## Stored entries

────

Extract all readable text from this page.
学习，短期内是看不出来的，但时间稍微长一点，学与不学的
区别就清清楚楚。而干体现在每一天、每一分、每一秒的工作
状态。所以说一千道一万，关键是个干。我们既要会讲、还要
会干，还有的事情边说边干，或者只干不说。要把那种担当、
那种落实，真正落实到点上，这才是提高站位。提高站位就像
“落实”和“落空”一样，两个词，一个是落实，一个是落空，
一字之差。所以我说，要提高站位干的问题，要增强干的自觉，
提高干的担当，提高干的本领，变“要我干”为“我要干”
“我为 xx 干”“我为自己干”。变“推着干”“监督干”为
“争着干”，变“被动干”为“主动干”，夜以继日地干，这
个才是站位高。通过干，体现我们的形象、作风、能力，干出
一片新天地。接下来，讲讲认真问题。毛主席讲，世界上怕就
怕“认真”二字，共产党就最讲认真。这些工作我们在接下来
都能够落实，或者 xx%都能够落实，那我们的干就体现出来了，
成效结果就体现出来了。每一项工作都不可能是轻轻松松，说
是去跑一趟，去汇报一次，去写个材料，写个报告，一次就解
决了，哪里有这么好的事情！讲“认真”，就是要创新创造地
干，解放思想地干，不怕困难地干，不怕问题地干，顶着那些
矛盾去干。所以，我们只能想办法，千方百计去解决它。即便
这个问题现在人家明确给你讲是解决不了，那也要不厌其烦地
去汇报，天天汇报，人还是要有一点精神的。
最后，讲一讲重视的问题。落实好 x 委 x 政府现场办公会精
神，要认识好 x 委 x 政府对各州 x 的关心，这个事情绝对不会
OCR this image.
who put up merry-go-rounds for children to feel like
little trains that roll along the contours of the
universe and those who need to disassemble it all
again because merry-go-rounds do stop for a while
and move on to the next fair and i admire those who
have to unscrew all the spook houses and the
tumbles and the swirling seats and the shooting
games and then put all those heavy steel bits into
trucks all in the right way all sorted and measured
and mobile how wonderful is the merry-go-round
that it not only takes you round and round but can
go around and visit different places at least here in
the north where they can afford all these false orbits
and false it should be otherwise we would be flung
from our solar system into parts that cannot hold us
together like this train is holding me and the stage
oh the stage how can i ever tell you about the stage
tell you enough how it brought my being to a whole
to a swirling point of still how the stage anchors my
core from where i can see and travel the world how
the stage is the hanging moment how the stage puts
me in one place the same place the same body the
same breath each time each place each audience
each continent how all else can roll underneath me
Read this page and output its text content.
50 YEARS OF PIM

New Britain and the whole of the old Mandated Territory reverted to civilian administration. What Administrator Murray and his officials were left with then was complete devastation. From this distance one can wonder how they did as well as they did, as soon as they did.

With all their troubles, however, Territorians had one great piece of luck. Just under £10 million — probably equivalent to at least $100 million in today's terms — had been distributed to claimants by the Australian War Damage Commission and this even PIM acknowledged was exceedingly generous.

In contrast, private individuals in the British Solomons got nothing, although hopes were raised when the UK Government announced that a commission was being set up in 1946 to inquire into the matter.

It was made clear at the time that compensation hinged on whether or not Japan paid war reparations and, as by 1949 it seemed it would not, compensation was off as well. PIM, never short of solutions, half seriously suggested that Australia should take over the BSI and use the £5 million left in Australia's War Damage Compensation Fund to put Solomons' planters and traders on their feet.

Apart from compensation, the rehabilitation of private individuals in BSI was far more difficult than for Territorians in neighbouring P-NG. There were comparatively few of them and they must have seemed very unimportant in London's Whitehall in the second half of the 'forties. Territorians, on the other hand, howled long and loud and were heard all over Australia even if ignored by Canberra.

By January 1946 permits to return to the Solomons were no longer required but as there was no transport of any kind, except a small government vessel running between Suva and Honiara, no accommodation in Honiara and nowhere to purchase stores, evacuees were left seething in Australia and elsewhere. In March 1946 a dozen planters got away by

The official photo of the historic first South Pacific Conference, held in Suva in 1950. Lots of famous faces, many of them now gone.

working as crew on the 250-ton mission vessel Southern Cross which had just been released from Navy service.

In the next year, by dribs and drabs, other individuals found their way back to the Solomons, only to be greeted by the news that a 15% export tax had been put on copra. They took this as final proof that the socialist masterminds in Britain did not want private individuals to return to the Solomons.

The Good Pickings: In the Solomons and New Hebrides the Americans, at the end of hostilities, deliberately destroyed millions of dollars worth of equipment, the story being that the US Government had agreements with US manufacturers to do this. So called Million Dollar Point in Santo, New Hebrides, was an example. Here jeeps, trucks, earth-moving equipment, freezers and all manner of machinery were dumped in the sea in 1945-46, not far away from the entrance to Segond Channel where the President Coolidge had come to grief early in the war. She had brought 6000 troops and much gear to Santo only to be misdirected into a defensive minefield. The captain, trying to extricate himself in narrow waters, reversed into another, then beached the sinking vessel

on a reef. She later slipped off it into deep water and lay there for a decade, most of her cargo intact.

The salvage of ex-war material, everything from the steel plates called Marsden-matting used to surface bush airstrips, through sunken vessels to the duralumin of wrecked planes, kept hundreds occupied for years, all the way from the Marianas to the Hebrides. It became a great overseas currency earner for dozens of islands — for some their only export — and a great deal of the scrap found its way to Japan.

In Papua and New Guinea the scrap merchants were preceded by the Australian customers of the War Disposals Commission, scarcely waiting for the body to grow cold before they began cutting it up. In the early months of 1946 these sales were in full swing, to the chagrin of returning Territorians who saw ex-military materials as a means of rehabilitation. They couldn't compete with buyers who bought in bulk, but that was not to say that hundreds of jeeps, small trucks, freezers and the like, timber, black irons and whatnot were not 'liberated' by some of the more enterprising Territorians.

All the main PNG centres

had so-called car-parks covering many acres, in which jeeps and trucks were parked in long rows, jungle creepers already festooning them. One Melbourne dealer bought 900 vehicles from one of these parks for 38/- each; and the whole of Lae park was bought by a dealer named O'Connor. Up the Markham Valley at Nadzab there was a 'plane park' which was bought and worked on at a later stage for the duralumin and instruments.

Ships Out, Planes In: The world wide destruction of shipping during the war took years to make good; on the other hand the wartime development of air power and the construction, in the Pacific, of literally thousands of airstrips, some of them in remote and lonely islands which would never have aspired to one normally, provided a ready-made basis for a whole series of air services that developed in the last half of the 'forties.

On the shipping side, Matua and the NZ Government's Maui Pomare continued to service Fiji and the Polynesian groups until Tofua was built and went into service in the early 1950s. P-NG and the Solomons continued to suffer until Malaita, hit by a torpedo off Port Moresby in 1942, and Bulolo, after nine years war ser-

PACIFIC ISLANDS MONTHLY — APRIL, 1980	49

────

## Stated exercise
Quote all of the entries exactly as they appear.

## Answer to the exercise
Extract all readable text from this page.
学习，短期内是看不出来的，但时间稍微长一点，学与不学的
区别就清清楚楚。而干体现在每一天、每一分、每一秒的工作
状态。所以说一千道一万，关键是个干。我们既要会讲、还要
会干，还有的事情边说边干，或者只干不说。要把那种担当、
那种落实，真正落实到点上，这才是提高站位。提高站位就像
“落实”和“落空”一样，两个词，一个是落实，一个是落空，
一字之差。所以我说，要提高站位干的问题，要增强干的自觉，
提高干的担当，提高干的本领，变“要我干”为“我要干”
“我为 xx 干”“我为自己干”。变“推着干”“监督干”为
“争着干”，变“被动干”为“主动干”，夜以继日地干，这
个才是站位高。通过干，体现我们的形象、作风、能力，干出
一片新天地。接下来，讲讲认真问题。毛主席讲，世界上怕就
怕“认真”二字，共产党就最讲认真。这些工作我们在接下来
都能够落实，或者 xx%都能够落实，那我们的干就体现出来了，
成效结果就体现出来了。每一项工作都不可能是轻轻松松，说
是去跑一趟，去汇报一次，去写个材料，写个报告，一次就解
决了，哪里有这么好的事情！讲“认真”，就是要创新创造地
干，解放思想地干，不怕困难地干，不怕问题地干，顶着那些
矛盾去干。所以，我们只能想办法，千方百计去解决它。即便
这个问题现在人家明确给你讲是解决不了，那也要不厌其烦地
去汇报，天天汇报，人还是要有一点精神的。
最后，讲一讲重视的问题。落实好 x 委 x 政府现场办公会精
神，要认识好 x 委 x 政府对各州 x 的关心，这个事情绝对不会
OCR this image.
who put up merry-go-rounds for children to feel like
little trains that roll along the contours of the
universe and those who need to disassemble it all
again because merry-go-rounds do stop for a while
and move on to the next fair and i admire those who
have to unscrew all the spook houses and the
tumbles and the swirling seats and the shooting
games and then put all those heavy steel bits into
trucks all in the right way all sorted and measured
and mobile how wonderful is the merry-go-round
that it not only takes you round and round but can
go around and visit different places at least here in
the north where they can afford all these false orbits
and false it should be otherwise we would be flung
from our solar system into parts that cannot hold us
together like this train is holding me and the stage
oh the stage how can i ever tell you about the stage
tell you enough how it brought my being to a whole
to a swirling point of still how the stage anchors my
core from where i can see and travel the world how
the stage is the hanging moment how the stage puts
me in one place the same place the same body the
same breath each time each place each audience
each continent how all else can roll underneath me
Read this page and output its text content.
50 YEARS OF PIM

New Britain and the whole of the old Mandated Territory reverted to civilian administration. What Administrator Murray and his officials were left with then was complete devastation. From this distance one can wonder how they did as well as they did, as soon as they did.

With all their troubles, however, Territorians had one great piece of luck. Just under £10 million — probably equivalent to at least $100 million in today's terms — had been distributed to claimants by the Australian War Damage Commission and this even PIM acknowledged was exceedingly generous.

In contrast, private individuals in the British Solomons got nothing, although hopes were raised when the UK Government announced that a commission was being set up in 1946 to inquire into the matter.

It was made clear at the time that compensation hinged on whether or not Japan paid war reparations and, as by 1949 it seemed it would not, compensation was off as well. PIM, never short of solutions, half seriously suggested that Australia should take over the BSI and use the £5 million left in Australia's War Damage Compensation Fund to put Solomons' planters and traders on their feet.

Apart from compensation, the rehabilitation of private individuals in BSI was far more difficult than for Territorians in neighbouring P-NG. There were comparatively few of them and they must have seemed very unimportant in London's Whitehall in the second half of the 'forties. Territorians, on the other hand, howled long and loud and were heard all over Australia even if ignored by Canberra.

By January 1946 permits to return to the Solomons were no longer required but as there was no transport of any kind, except a small government vessel running between Suva and Honiara, no accommodation in Honiara and nowhere to purchase stores, evacuees were left seething in Australia and elsewhere. In March 1946 a dozen planters got away by

The official photo of the historic first South Pacific Conference, held in Suva in 1950. Lots of famous faces, many of them now gone.

working as crew on the 250-ton mission vessel Southern Cross which had just been released from Navy service.

In the next year, by dribs and drabs, other individuals found their way back to the Solomons, only to be greeted by the news that a 15% export tax had been put on copra. They took this as final proof that the socialist masterminds in Britain did not want private individuals to return to the Solomons.

The Good Pickings: In the Solomons and New Hebrides the Americans, at the end of hostilities, deliberately destroyed millions of dollars worth of equipment, the story being that the US Government had agreements with US manufacturers to do this. So called Million Dollar Point in Santo, New Hebrides, was an example. Here jeeps, trucks, earth-moving equipment, freezers and all manner of machinery were dumped in the sea in 1945-46, not far away from the entrance to Segond Channel where the President Coolidge had come to grief early in the war. She had brought 6000 troops and much gear to Santo only to be misdirected into a defensive minefield. The captain, trying to extricate himself in narrow waters, reversed into another, then beached the sinking vessel

on a reef. She later slipped off it into deep water and lay there for a decade, most of her cargo intact.

The salvage of ex-war material, everything from the steel plates called Marsden-matting used to surface bush airstrips, through sunken vessels to the duralumin of wrecked planes, kept hundreds occupied for years, all the way from the Marianas to the Hebrides. It became a great overseas currency earner for dozens of islands — for some their only export — and a great deal of the scrap found its way to Japan.

In Papua and New Guinea the scrap merchants were preceded by the Australian customers of the War Disposals Commission, scarcely waiting for the body to grow cold before they began cutting it up. In the early months of 1946 these sales were in full swing, to the chagrin of returning Territorians who saw ex-military materials as a means of rehabilitation. They couldn't compete with buyers who bought in bulk, but that was not to say that hundreds of jeeps, small trucks, freezers and the like, timber, black irons and whatnot were not 'liberated' by some of the more enterprising Territorians.

All the main PNG centres

had so-called car-parks covering many acres, in which jeeps and trucks were parked in long rows, jungle creepers already festooning them. One Melbourne dealer bought 900 vehicles from one of these parks for 38/- each; and the whole of Lae park was bought by a dealer named O'Connor. Up the Markham Valley at Nadzab there was a 'plane park' which was bought and worked on at a later stage for the duralumin and instruments.

Ships Out, Planes In: The world wide destruction of shipping during the war took years to make good; on the other hand the wartime development of air power and the construction, in the Pacific, of literally thousands of airstrips, some of them in remote and lonely islands which would never have aspired to one normally, provided a ready-made basis for a whole series of air services that developed in the last half of the 'forties.

On the shipping side, Matua and the NZ Government's Maui Pomare continued to service Fiji and the Polynesian groups until Tofua was built and went into service in the early 1950s. P-NG and the Solomons continued to suffer until Malaita, hit by a torpedo off Port Moresby in 1942, and Bulolo, after nine years war ser-

PACIFIC ISLANDS MONTHLY — APRIL, 1980	49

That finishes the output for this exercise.